• **DIRECTION**
Leave out the pictures and restate the rest of the data exactly.

-- BEGIN TASK DATA --

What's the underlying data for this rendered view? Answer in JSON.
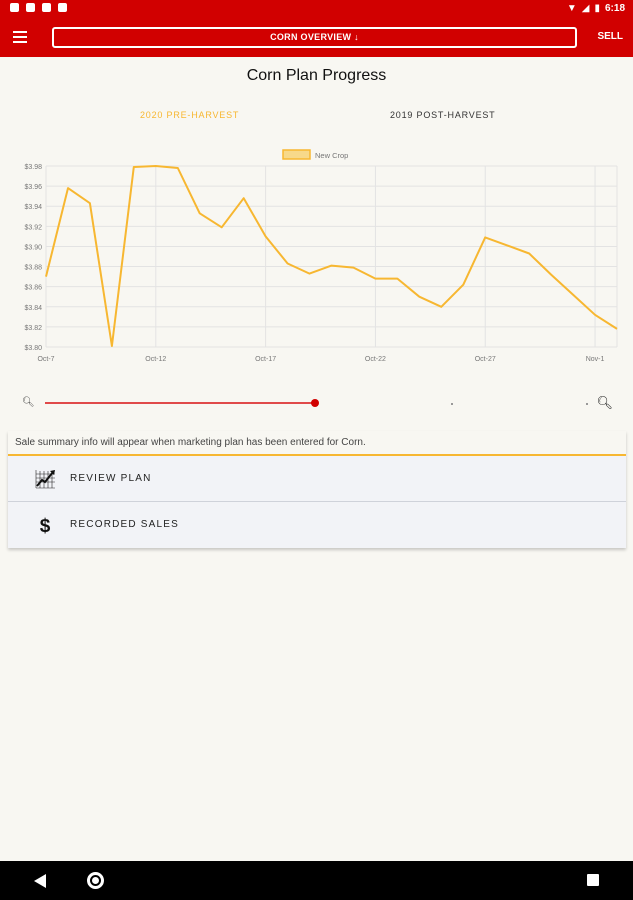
{
  "status": {
    "time": "6:18"
  },
  "toolbar": {
    "overview_label": "CORN OVERVIEW ↓",
    "sell_label": "SELL"
  },
  "page": {
    "title": "Corn Plan Progress"
  },
  "tabs": [
    {
      "label": "2020 PRE-HARVEST"
    },
    {
      "label": "2019 POST-HARVEST"
    }
  ],
  "chart_data": {
    "type": "line",
    "series": [
      {
        "name": "New Crop",
        "color": "#f7b731",
        "values": [
          3.87,
          3.958,
          3.943,
          3.801,
          3.979,
          3.98,
          3.978,
          3.933,
          3.919,
          3.948,
          3.91,
          3.883,
          3.873,
          3.881,
          3.879,
          3.868,
          3.868,
          3.85,
          3.84,
          3.862,
          3.909,
          3.901,
          3.893,
          3.872,
          3.852,
          3.832,
          3.818
        ]
      }
    ],
    "x_ticks": [
      "Oct-7",
      "Oct-12",
      "Oct-17",
      "Oct-22",
      "Oct-27",
      "Nov-1"
    ],
    "y_ticks": [
      "$3.80",
      "$3.82",
      "$3.84",
      "$3.86",
      "$3.88",
      "$3.90",
      "$3.92",
      "$3.94",
      "$3.96",
      "$3.98"
    ],
    "ylim": [
      3.8,
      3.98
    ],
    "grid": true,
    "legend": "top-center"
  },
  "summary": {
    "text": "Sale summary info will appear when marketing plan has been entered for Corn."
  },
  "actions": [
    {
      "label": "REVIEW PLAN",
      "icon": "chart-trend-icon"
    },
    {
      "label": "RECORDED SALES",
      "icon": "dollar-icon"
    }
  ]
}
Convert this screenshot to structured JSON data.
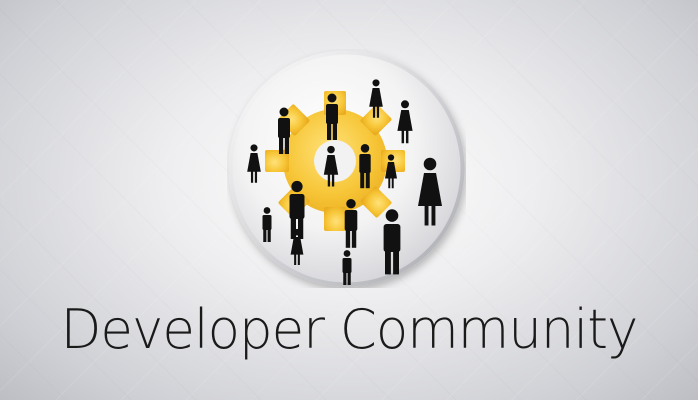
{
  "title": "Developer Community",
  "logo": {
    "icon": "gear-with-people-icon",
    "gear_color": "#f7c638",
    "figure_color": "#111111",
    "disc_color": "#f2f2f2"
  }
}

-- END TASK DATA --

• **REPLY**
What's the underlying data for this rendered view? Answer in JSON.
{
  "status": {
    "time": "6:18"
  },
  "toolbar": {
    "overview_label": "CORN OVERVIEW ↓",
    "sell_label": "SELL"
  },
  "page": {
    "title": "Corn Plan Progress"
  },
  "tabs": [
    {
      "label": "2020 PRE-HARVEST"
    },
    {
      "label": "2019 POST-HARVEST"
    }
  ],
  "chart_data": {
    "type": "line",
    "series": [
      {
        "name": "New Crop",
        "color": "#f7b731",
        "values": [
          3.87,
          3.958,
          3.943,
          3.801,
          3.979,
          3.98,
          3.978,
          3.933,
          3.919,
          3.948,
          3.91,
          3.883,
          3.873,
          3.881,
          3.879,
          3.868,
          3.868,
          3.85,
          3.84,
          3.862,
          3.909,
          3.901,
          3.893,
          3.872,
          3.852,
          3.832,
          3.818
        ]
      }
    ],
    "x_ticks": [
      "Oct-7",
      "Oct-12",
      "Oct-17",
      "Oct-22",
      "Oct-27",
      "Nov-1"
    ],
    "y_ticks": [
      "$3.80",
      "$3.82",
      "$3.84",
      "$3.86",
      "$3.88",
      "$3.90",
      "$3.92",
      "$3.94",
      "$3.96",
      "$3.98"
    ],
    "ylim": [
      3.8,
      3.98
    ],
    "grid": true,
    "legend": "top-center"
  },
  "summary": {
    "text": "Sale summary info will appear when marketing plan has been entered for Corn."
  },
  "actions": [
    {
      "label": "REVIEW PLAN",
      "icon": "chart-trend-icon"
    },
    {
      "label": "RECORDED SALES",
      "icon": "dollar-icon"
    }
  ]
}
Convert this screenshot to structured JSON data.
{
  "title": "Developer Community",
  "logo": {
    "icon": "gear-with-people-icon",
    "gear_color": "#f7c638",
    "figure_color": "#111111",
    "disc_color": "#f2f2f2"
  }
}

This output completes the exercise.